-- Exercise input start --

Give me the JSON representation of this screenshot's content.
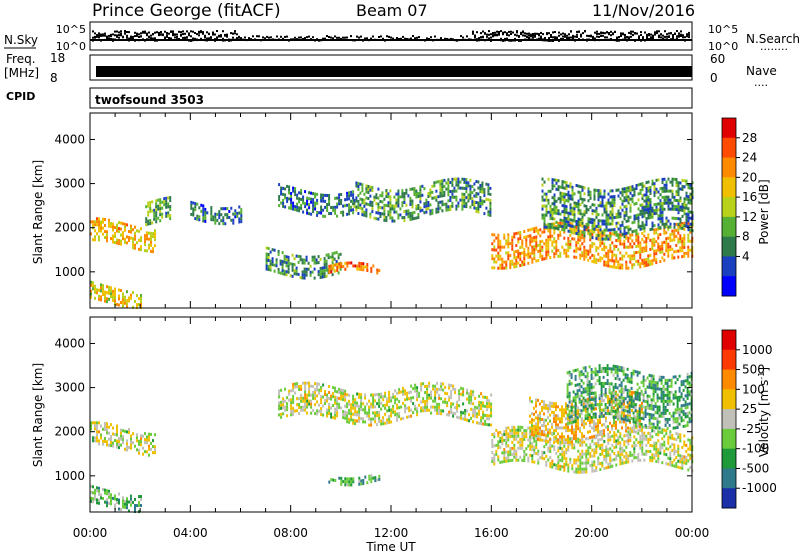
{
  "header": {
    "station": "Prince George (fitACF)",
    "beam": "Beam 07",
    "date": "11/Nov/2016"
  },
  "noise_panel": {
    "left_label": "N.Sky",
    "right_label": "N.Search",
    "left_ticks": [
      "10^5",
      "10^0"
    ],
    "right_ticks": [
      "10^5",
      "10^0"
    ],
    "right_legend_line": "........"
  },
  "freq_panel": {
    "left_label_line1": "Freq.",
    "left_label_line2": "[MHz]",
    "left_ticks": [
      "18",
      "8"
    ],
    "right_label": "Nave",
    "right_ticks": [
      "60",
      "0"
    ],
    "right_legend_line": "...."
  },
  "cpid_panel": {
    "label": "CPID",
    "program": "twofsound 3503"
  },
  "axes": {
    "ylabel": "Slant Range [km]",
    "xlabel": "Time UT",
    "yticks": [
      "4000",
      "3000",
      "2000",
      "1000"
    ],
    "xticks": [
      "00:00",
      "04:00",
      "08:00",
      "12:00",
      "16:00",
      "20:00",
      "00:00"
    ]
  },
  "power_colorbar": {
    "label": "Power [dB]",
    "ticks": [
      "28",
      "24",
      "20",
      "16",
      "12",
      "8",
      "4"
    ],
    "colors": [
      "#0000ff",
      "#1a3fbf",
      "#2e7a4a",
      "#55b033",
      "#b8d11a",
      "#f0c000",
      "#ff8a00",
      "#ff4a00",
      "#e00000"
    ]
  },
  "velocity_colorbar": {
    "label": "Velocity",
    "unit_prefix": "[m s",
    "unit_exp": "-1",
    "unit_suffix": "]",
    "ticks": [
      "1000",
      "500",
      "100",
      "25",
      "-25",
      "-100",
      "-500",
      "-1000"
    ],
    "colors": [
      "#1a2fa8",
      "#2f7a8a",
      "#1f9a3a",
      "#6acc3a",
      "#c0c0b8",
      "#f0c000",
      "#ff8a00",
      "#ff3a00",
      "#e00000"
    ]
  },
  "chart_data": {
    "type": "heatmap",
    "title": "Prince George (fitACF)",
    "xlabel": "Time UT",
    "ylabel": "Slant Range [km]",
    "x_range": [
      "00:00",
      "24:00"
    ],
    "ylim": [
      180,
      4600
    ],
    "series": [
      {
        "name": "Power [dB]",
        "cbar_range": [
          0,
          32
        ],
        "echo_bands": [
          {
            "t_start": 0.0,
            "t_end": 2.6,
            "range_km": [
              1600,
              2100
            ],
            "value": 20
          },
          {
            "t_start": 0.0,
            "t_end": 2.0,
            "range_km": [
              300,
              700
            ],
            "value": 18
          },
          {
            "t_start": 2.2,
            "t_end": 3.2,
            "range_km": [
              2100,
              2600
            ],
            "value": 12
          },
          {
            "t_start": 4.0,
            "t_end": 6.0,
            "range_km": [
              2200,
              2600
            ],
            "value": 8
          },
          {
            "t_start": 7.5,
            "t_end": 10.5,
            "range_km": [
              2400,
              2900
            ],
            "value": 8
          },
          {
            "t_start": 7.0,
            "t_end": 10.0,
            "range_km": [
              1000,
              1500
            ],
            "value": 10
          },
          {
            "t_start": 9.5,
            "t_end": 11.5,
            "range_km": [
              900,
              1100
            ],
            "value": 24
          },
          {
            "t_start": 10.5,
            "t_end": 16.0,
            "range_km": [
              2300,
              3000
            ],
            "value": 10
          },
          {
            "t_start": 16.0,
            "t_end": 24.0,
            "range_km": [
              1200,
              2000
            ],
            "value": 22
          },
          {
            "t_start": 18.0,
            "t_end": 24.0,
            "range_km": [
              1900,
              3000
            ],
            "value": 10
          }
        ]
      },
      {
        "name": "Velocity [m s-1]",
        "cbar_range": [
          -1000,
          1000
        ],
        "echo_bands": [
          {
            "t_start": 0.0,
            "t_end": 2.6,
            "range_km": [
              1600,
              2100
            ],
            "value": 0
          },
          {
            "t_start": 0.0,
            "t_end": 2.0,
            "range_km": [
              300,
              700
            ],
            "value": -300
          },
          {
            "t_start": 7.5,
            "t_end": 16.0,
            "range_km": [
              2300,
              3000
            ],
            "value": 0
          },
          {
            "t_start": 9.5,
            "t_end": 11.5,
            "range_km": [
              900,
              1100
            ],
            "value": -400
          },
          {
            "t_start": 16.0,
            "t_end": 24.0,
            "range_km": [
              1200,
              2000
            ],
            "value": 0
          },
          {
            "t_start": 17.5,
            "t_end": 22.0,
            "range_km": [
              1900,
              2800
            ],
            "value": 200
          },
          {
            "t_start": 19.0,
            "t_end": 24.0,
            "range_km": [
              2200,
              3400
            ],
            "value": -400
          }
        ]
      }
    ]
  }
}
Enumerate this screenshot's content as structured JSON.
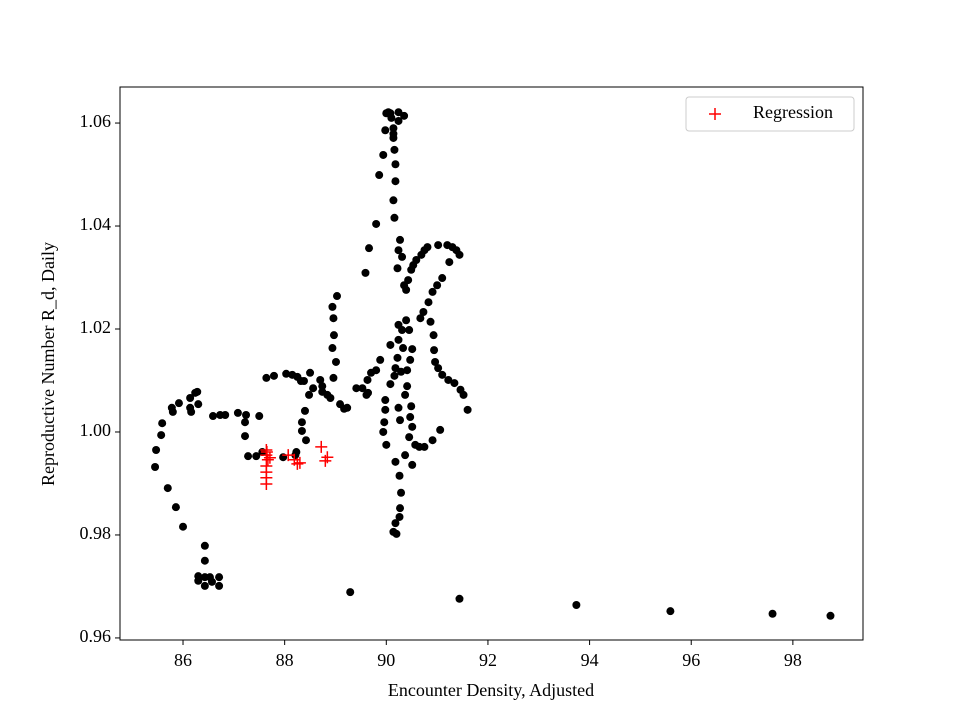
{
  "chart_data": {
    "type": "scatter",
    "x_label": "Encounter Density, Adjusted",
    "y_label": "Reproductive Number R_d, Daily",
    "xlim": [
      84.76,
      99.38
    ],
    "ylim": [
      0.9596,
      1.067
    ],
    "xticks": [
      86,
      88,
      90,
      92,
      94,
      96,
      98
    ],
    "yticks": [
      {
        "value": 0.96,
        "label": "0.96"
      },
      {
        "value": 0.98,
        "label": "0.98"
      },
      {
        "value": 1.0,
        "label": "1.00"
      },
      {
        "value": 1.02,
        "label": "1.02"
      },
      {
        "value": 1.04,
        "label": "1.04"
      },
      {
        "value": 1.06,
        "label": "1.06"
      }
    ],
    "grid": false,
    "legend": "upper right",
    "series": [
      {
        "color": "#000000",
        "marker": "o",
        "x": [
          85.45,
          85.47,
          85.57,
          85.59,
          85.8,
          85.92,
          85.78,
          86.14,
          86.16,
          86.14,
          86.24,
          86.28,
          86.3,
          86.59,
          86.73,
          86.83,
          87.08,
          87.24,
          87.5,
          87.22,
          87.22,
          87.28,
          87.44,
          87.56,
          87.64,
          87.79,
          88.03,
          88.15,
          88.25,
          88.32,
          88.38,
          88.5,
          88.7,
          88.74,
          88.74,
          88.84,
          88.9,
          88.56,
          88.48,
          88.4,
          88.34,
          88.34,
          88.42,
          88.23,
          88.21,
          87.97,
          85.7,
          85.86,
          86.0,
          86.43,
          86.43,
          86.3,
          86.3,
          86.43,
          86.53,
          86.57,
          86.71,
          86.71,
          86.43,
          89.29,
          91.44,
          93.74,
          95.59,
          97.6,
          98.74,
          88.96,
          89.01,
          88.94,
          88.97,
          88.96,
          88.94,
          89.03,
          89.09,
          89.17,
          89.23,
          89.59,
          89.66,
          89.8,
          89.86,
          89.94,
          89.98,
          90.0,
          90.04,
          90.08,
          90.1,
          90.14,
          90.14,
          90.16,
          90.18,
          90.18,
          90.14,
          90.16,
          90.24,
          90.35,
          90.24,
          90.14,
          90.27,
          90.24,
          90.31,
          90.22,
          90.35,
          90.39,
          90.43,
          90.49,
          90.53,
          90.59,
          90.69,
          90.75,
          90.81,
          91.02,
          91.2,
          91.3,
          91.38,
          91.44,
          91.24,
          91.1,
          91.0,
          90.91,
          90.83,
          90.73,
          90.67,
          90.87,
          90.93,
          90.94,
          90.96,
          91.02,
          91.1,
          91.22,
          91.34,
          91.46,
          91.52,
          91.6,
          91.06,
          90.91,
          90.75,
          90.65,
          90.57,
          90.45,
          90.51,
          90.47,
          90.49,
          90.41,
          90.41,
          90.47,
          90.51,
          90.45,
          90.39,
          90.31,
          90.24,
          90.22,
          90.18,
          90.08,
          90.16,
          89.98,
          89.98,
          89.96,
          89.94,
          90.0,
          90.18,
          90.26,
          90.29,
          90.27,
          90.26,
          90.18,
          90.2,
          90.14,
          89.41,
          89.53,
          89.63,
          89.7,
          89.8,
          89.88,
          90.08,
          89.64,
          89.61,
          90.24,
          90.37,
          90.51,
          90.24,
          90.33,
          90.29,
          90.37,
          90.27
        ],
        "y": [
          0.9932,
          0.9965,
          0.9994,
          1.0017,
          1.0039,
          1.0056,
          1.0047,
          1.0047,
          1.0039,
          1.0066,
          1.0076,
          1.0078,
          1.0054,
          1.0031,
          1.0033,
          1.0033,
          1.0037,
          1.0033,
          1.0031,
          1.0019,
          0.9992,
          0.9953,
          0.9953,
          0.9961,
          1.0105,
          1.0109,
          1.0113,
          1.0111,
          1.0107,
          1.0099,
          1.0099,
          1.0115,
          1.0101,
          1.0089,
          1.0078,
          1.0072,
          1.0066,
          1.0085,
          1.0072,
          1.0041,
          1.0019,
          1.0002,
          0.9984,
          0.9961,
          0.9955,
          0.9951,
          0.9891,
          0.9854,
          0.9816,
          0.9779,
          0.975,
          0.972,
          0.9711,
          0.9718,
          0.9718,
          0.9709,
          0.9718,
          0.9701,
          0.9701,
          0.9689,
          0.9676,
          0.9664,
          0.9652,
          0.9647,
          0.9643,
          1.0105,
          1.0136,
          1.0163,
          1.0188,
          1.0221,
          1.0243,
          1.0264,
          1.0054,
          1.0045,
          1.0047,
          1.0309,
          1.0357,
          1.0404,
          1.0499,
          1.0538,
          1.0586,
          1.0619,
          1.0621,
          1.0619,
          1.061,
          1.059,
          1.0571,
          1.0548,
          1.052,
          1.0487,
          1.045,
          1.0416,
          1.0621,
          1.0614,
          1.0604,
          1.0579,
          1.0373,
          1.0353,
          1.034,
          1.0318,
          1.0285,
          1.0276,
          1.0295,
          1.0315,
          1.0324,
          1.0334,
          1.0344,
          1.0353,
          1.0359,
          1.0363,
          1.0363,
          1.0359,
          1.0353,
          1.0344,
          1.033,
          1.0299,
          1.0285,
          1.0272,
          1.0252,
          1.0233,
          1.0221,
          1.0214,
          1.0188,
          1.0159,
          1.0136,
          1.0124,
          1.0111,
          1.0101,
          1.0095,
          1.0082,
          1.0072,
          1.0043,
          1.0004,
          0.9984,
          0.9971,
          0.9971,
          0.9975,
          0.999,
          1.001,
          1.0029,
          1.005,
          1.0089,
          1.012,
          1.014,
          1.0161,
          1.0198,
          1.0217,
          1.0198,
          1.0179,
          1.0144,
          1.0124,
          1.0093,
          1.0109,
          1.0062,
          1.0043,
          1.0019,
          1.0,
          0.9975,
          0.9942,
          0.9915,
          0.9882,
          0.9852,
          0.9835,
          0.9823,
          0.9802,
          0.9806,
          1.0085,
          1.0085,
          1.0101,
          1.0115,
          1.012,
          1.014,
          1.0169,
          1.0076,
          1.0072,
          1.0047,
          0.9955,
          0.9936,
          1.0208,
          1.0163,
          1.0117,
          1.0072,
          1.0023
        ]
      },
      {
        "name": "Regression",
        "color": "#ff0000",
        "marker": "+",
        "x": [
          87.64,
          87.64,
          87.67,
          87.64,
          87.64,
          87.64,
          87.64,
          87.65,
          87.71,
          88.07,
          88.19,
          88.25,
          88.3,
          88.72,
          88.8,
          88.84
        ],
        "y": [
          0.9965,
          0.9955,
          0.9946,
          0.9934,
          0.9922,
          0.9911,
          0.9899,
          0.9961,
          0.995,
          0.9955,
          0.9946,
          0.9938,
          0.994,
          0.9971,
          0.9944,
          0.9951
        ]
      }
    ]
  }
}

-- Exercise input end --

• _What is asked_:
Identify each line of the material where the word "George" shows up, and copy it.

• _The reply_:
    "station": "Prince George (fitACF)",
    "title": "Prince George (fitACF)",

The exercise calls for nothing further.